Pick out each line in these entries that contains the string "JSON".

— START OF Material for the task —

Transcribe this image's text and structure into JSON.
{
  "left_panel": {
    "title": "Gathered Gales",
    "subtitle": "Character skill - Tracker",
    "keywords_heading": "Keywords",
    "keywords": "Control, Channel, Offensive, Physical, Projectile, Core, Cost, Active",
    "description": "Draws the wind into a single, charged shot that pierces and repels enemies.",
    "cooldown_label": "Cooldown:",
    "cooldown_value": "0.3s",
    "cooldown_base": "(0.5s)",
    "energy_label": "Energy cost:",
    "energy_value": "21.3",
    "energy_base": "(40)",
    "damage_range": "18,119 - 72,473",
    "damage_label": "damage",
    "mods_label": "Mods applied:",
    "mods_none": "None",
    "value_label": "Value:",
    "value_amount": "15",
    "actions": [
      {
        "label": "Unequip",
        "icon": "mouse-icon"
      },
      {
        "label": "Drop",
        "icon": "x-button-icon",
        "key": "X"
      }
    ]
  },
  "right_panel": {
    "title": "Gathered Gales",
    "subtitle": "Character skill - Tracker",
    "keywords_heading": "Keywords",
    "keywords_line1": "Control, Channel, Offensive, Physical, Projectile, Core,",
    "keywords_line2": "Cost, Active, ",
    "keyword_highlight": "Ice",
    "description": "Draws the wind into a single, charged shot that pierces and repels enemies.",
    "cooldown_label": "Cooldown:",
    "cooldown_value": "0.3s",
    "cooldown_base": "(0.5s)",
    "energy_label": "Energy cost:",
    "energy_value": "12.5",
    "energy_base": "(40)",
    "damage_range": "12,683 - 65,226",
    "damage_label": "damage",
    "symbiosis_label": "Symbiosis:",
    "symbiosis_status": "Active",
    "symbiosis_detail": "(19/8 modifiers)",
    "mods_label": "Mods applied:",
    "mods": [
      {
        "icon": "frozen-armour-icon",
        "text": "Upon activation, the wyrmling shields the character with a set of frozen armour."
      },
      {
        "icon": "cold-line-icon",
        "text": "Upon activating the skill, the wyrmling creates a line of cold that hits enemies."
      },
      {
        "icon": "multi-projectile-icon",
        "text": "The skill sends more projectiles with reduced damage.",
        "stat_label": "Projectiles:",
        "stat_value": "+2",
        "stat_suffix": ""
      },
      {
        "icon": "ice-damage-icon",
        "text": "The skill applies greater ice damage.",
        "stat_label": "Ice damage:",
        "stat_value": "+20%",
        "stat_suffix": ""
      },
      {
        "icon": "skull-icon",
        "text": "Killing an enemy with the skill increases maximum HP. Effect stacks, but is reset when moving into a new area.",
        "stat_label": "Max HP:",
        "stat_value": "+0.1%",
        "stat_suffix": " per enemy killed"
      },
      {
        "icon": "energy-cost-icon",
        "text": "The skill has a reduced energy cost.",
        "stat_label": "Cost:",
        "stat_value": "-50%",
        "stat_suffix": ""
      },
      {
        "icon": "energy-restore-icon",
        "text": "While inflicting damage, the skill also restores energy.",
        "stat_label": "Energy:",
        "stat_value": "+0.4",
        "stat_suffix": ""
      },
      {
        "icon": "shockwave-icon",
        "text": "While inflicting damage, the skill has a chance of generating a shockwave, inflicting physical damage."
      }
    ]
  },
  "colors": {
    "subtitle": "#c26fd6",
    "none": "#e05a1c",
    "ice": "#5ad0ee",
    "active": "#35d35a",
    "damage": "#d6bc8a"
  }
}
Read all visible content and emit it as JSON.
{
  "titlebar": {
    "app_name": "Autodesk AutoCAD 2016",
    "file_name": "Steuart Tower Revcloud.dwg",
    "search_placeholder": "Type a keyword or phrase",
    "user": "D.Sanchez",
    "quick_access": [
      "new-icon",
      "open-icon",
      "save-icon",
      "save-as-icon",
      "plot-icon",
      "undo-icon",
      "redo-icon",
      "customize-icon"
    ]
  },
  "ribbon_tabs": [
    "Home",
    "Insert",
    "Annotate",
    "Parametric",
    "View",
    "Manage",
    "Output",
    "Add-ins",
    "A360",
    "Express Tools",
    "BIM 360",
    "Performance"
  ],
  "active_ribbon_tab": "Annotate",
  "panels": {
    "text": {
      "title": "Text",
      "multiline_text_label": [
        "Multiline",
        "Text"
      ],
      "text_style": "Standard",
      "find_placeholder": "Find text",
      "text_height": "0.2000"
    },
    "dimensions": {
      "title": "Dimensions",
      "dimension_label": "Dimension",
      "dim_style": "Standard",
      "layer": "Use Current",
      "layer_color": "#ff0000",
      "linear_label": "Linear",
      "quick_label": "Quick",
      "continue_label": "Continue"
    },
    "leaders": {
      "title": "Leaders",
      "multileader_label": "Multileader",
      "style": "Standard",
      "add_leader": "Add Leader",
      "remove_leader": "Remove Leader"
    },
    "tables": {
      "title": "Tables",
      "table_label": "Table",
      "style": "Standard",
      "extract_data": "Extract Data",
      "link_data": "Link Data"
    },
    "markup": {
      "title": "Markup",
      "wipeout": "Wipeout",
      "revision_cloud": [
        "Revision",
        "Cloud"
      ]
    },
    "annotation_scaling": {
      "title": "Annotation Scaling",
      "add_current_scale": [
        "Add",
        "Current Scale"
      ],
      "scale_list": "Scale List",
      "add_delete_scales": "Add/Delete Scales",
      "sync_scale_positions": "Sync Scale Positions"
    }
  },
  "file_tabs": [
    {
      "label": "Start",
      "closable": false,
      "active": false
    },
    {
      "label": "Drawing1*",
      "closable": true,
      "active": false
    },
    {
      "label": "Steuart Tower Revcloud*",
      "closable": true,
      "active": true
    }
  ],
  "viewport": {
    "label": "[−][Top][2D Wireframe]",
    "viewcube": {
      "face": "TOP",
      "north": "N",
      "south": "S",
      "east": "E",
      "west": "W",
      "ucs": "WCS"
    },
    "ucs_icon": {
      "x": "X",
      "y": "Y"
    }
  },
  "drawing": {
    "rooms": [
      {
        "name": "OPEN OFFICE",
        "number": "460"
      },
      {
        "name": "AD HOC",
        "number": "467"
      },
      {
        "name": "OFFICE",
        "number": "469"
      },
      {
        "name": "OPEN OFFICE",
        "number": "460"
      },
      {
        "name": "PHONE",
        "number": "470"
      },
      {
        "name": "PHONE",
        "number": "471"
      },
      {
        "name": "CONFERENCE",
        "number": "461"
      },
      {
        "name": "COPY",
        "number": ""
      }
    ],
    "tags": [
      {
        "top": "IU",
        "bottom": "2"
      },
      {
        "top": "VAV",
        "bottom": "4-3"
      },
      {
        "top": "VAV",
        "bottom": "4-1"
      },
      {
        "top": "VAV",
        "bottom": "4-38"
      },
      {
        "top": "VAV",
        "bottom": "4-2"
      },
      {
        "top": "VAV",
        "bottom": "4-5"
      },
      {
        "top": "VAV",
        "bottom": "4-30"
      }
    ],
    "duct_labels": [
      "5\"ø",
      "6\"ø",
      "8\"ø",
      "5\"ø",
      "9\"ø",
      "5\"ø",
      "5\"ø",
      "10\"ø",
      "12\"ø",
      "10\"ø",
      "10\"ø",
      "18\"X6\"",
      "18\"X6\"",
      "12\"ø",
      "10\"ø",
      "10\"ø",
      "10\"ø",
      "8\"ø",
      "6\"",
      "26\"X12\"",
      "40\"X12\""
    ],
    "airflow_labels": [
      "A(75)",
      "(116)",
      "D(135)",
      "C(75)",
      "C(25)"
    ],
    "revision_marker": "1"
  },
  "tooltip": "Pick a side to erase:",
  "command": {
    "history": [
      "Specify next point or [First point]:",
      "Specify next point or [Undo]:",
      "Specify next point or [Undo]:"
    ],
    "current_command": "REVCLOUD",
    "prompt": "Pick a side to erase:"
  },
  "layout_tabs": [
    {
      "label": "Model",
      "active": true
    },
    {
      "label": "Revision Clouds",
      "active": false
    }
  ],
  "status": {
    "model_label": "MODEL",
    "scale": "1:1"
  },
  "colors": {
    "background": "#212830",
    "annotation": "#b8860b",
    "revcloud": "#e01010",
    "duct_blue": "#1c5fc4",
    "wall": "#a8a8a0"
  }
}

— END OF Material for the task —

■ Complete output ■
Transcribe this image's text and structure into JSON.
Read all visible content and emit it as JSON.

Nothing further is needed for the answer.